:: Exercise material ::

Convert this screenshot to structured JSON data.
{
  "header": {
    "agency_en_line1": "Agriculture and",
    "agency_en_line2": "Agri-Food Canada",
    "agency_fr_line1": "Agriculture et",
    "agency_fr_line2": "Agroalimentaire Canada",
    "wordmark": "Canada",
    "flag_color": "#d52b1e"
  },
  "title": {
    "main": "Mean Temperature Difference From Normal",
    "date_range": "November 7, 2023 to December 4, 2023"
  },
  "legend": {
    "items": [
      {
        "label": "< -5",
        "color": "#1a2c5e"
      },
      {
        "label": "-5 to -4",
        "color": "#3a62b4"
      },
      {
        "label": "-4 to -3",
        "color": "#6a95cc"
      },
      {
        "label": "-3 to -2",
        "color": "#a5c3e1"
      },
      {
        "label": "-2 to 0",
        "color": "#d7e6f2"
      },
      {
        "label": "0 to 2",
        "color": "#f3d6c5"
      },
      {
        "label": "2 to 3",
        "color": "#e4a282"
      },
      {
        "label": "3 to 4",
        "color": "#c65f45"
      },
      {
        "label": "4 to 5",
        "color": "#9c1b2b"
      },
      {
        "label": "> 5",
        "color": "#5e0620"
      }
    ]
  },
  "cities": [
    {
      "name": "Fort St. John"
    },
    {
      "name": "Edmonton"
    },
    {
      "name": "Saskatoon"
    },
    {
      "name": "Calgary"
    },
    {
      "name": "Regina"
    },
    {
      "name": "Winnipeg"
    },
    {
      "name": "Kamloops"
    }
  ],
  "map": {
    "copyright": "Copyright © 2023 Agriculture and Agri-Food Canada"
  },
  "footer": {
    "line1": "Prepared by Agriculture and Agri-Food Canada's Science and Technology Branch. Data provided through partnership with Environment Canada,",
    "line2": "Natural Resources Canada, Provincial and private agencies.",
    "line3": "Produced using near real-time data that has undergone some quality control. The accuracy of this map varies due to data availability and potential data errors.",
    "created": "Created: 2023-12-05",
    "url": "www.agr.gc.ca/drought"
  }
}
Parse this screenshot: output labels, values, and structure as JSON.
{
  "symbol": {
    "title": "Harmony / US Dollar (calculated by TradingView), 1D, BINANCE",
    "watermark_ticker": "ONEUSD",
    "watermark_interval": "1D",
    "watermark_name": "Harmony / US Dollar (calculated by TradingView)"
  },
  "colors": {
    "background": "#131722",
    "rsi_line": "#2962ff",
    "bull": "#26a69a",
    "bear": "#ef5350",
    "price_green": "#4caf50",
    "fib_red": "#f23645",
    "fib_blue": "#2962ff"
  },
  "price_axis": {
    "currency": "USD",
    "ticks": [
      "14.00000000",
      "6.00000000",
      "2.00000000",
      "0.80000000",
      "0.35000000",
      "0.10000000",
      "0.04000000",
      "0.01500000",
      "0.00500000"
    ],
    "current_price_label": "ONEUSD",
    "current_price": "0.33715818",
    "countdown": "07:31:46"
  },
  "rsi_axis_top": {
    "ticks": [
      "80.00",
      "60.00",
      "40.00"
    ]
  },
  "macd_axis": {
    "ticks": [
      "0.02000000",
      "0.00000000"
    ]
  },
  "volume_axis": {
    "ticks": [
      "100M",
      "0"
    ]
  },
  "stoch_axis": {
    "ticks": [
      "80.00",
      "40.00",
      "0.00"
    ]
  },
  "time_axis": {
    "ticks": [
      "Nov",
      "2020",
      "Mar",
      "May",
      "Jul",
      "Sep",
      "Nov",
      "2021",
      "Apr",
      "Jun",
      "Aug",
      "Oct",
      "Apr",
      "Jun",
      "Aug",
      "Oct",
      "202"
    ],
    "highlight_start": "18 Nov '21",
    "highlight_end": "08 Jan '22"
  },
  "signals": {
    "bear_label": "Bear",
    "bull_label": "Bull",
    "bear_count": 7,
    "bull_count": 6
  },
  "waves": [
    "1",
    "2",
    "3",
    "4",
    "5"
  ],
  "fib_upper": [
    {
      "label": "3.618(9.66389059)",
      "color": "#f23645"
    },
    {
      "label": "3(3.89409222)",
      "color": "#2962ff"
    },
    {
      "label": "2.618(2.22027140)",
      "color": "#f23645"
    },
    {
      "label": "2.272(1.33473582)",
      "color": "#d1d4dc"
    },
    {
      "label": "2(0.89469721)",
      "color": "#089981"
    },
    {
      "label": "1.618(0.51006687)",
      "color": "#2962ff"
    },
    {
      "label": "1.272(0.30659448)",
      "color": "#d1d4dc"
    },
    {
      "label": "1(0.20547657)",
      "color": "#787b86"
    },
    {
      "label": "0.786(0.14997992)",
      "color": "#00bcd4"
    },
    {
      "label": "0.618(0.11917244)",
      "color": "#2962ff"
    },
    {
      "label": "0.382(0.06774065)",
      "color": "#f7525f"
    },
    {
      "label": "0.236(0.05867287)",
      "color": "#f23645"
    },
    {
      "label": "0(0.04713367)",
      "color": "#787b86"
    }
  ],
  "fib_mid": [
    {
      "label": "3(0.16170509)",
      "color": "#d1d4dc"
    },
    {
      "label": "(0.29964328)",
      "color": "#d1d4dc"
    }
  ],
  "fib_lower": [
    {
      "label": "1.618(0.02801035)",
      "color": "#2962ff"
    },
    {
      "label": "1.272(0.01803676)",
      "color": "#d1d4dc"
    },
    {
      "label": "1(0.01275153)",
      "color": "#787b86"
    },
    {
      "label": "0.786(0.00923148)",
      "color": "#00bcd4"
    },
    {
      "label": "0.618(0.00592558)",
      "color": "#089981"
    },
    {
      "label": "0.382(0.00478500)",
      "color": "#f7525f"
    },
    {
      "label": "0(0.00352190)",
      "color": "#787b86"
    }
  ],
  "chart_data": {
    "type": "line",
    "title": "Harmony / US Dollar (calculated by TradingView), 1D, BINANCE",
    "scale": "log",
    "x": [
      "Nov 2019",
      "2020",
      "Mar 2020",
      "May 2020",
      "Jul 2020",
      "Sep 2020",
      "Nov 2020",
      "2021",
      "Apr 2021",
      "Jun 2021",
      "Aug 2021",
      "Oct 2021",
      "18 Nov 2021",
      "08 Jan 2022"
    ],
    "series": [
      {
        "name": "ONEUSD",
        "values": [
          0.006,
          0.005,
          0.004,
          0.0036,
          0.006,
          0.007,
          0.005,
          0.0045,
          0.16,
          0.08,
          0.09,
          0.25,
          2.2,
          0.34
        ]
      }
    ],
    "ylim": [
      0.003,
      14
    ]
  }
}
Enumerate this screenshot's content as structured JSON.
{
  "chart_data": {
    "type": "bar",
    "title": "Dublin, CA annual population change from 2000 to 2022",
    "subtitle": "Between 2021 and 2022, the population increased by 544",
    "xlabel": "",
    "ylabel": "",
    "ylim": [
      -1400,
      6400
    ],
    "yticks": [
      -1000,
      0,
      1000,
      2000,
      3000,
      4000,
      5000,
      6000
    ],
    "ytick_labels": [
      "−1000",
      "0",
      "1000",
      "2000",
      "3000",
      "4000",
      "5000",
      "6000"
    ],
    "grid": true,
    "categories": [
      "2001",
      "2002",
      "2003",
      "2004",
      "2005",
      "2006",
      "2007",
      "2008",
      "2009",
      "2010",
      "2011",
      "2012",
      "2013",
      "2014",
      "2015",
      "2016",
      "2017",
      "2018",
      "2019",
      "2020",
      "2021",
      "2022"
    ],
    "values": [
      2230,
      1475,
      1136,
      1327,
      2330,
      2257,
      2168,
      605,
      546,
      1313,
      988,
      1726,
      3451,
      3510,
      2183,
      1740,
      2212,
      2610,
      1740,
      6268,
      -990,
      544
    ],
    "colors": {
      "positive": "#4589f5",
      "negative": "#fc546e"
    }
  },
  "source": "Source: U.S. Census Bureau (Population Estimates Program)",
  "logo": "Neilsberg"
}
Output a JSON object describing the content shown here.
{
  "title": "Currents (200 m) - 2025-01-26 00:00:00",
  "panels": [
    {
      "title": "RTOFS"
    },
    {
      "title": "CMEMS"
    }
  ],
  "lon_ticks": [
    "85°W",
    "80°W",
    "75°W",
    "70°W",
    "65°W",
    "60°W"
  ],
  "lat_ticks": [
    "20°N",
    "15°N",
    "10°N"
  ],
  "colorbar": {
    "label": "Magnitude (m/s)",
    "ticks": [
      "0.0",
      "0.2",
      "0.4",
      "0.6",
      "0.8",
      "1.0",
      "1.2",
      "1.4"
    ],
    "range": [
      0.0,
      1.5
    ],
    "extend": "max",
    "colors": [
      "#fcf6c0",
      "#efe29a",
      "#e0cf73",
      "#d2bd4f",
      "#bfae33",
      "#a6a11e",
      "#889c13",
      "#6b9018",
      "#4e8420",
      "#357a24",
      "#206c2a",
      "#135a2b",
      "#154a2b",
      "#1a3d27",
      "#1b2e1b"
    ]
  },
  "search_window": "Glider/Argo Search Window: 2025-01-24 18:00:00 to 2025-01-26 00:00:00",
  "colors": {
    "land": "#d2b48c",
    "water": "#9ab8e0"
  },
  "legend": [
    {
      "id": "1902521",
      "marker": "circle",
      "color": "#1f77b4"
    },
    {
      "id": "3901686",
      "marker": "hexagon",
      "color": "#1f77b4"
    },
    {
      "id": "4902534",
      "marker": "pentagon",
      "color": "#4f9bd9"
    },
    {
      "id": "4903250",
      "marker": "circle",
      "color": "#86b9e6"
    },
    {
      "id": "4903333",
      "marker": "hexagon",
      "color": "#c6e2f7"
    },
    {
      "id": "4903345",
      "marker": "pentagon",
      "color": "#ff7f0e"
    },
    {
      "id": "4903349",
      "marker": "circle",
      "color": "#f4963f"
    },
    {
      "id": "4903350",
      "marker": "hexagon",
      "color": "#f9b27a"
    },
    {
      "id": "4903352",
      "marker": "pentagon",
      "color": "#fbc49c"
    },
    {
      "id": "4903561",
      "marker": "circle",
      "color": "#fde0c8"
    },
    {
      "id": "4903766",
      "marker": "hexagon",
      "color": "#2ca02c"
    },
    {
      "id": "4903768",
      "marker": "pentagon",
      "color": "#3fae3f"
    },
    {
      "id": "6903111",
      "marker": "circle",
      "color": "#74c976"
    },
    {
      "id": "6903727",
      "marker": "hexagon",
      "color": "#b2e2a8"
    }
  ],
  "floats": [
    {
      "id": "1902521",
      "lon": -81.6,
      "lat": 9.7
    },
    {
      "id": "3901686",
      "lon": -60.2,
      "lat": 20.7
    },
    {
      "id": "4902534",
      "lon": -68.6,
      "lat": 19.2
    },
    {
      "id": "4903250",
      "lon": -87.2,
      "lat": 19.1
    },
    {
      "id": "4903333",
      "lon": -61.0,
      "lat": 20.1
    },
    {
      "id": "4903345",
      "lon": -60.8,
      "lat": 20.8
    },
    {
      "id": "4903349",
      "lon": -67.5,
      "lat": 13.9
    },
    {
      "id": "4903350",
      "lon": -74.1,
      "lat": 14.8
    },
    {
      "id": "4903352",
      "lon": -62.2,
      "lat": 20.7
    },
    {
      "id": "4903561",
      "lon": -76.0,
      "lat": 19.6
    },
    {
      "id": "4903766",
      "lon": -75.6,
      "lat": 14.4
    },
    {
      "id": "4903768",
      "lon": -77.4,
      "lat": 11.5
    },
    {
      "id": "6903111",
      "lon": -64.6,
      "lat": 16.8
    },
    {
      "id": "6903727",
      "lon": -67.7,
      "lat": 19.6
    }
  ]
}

:::

• Exercise task
Gather up every line from the listing above in which the word "this" occurs.

• Written solution
Convert this screenshot to structured JSON data.
    "line3": "Produced using near real-time data that has undergone some quality control. The accuracy of this map varies due to data availability and potential data errors.",
Parse this screenshot: output labels, values, and structure as JSON.
Enumerate this screenshot's content as structured JSON.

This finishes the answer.